• **Extracted information**:
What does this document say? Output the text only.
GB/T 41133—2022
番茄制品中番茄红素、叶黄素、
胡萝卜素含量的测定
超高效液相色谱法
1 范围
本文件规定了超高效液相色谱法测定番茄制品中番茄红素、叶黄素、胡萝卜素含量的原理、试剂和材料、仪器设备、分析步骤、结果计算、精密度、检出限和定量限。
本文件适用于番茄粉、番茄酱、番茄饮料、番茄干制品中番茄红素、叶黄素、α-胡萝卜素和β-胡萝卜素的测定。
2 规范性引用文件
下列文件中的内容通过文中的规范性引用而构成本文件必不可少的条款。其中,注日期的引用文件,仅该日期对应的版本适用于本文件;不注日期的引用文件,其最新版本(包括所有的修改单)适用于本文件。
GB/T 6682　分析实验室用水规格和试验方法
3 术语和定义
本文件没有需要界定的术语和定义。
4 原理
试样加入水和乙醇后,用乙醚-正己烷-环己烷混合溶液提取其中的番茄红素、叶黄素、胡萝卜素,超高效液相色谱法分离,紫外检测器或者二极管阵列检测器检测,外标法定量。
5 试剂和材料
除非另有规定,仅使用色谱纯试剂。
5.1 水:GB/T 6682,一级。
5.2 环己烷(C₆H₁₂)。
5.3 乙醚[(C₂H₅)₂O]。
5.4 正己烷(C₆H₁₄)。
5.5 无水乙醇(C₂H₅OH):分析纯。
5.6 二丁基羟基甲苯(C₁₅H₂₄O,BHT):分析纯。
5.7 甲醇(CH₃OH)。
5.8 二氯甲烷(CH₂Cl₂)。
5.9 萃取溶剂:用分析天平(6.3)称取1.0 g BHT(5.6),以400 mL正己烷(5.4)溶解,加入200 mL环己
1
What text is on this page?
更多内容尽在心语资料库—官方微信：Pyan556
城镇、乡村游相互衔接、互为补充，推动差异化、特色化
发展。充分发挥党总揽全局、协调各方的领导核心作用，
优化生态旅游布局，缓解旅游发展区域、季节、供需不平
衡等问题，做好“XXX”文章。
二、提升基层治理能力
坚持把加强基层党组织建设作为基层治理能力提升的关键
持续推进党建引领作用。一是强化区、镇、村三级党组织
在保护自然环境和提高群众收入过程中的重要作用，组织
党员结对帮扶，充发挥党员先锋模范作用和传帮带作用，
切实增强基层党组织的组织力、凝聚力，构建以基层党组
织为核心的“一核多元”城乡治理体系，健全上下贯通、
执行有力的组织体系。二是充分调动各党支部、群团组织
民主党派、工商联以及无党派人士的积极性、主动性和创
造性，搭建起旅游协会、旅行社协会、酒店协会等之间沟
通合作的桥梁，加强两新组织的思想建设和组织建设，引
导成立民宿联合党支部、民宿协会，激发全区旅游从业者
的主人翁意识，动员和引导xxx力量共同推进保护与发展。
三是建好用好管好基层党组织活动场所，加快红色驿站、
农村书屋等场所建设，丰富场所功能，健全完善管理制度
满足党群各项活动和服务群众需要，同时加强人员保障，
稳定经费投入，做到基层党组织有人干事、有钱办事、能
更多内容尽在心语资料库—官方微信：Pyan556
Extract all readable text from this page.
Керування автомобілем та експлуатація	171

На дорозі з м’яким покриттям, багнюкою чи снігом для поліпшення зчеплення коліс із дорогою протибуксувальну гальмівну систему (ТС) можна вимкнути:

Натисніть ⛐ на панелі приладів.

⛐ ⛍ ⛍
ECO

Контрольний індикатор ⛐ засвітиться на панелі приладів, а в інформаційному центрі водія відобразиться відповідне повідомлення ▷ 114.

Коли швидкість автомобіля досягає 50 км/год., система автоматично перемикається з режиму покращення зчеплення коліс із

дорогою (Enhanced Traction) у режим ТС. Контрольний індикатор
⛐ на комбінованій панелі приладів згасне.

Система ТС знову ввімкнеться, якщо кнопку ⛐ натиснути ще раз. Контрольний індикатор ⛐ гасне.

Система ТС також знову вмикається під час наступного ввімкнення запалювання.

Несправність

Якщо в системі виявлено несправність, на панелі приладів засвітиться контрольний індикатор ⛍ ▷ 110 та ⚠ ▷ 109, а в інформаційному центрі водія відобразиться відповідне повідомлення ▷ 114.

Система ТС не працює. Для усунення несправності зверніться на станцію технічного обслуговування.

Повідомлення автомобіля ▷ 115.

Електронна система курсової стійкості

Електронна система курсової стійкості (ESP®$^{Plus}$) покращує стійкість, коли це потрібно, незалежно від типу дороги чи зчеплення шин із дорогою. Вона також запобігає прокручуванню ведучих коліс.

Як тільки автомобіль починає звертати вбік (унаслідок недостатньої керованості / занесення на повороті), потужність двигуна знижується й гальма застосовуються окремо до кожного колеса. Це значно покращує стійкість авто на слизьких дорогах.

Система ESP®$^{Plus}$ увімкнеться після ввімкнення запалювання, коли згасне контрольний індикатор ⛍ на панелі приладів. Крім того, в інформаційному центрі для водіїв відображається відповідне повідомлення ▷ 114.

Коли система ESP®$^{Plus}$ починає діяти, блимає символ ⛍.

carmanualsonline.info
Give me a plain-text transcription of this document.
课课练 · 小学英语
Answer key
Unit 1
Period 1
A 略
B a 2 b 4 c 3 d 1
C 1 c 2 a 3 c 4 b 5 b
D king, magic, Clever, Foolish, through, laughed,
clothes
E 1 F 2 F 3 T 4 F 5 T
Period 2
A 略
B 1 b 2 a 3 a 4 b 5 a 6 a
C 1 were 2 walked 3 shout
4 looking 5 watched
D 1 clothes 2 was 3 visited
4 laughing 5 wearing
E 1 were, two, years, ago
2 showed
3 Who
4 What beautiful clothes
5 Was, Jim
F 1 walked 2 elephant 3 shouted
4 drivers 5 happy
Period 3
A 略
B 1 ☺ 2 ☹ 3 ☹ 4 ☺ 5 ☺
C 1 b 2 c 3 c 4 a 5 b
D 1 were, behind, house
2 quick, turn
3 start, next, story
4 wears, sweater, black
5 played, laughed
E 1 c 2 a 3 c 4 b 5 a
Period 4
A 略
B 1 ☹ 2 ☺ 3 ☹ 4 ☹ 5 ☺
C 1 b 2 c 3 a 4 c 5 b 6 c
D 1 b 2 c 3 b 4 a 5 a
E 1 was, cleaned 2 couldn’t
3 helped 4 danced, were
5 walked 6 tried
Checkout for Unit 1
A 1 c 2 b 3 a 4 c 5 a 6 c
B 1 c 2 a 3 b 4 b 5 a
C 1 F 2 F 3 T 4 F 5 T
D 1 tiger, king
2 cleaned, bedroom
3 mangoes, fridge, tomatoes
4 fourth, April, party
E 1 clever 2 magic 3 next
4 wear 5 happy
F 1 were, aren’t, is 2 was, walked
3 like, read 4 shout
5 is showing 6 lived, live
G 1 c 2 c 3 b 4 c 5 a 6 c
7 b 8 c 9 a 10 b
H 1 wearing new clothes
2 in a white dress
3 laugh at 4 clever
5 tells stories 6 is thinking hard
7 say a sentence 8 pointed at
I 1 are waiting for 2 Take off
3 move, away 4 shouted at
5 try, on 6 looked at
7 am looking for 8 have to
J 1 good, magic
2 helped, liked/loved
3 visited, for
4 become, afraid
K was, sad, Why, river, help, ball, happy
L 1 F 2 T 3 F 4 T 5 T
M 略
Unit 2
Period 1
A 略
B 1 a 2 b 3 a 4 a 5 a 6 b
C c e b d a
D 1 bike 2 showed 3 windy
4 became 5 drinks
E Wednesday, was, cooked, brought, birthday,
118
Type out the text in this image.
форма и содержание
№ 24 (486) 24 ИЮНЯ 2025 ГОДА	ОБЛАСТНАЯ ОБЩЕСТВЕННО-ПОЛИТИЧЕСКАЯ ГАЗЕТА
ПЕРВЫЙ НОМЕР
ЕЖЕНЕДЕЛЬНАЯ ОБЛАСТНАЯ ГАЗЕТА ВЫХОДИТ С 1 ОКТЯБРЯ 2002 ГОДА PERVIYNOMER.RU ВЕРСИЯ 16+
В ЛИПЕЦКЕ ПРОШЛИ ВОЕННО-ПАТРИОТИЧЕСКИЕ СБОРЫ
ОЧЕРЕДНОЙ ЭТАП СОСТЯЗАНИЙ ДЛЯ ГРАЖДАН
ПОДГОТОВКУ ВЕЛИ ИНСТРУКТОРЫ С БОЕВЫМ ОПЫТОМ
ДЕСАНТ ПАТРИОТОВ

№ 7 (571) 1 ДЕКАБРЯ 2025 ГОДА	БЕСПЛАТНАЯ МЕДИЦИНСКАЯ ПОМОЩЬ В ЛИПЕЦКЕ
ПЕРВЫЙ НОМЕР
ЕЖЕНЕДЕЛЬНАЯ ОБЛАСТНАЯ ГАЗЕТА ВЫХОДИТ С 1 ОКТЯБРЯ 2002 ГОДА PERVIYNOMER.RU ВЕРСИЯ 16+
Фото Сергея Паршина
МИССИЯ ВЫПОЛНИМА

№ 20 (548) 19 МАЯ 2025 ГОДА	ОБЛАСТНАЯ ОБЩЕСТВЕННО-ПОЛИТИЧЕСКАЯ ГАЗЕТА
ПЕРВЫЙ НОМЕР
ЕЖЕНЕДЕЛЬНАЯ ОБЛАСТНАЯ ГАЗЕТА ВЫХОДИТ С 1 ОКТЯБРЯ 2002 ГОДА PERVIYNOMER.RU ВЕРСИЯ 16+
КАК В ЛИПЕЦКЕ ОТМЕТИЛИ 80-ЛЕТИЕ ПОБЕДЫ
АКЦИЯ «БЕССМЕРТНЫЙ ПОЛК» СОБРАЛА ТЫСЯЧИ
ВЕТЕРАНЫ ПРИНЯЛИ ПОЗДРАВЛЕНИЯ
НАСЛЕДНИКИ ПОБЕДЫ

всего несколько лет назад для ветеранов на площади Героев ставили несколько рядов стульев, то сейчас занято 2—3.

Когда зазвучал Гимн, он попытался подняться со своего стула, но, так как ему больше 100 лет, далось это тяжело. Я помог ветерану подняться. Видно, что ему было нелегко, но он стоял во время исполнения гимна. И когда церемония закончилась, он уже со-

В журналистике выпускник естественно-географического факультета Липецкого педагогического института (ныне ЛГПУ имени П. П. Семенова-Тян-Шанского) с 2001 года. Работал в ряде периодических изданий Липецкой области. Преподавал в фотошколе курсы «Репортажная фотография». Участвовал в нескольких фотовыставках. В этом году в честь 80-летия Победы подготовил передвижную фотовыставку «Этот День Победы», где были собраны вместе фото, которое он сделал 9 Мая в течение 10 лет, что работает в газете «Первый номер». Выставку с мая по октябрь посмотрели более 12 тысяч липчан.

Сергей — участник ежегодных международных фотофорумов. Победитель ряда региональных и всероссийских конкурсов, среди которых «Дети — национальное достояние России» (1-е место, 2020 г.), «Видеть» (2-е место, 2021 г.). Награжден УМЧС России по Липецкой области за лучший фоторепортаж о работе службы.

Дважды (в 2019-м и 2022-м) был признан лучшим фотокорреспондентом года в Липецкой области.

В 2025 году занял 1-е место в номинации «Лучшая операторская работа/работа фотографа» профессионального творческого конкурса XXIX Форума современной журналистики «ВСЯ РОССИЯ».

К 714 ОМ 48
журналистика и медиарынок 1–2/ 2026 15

• **Direction**: Take each line containing the string "автомобіля" and copy it out.

• **Solution for this exercise**:
Коли швидкість автомобіля досягає 50 км/год., система автоматично перемикається з режиму покращення зчеплення коліс із
Повідомлення автомобіля ▷ 115.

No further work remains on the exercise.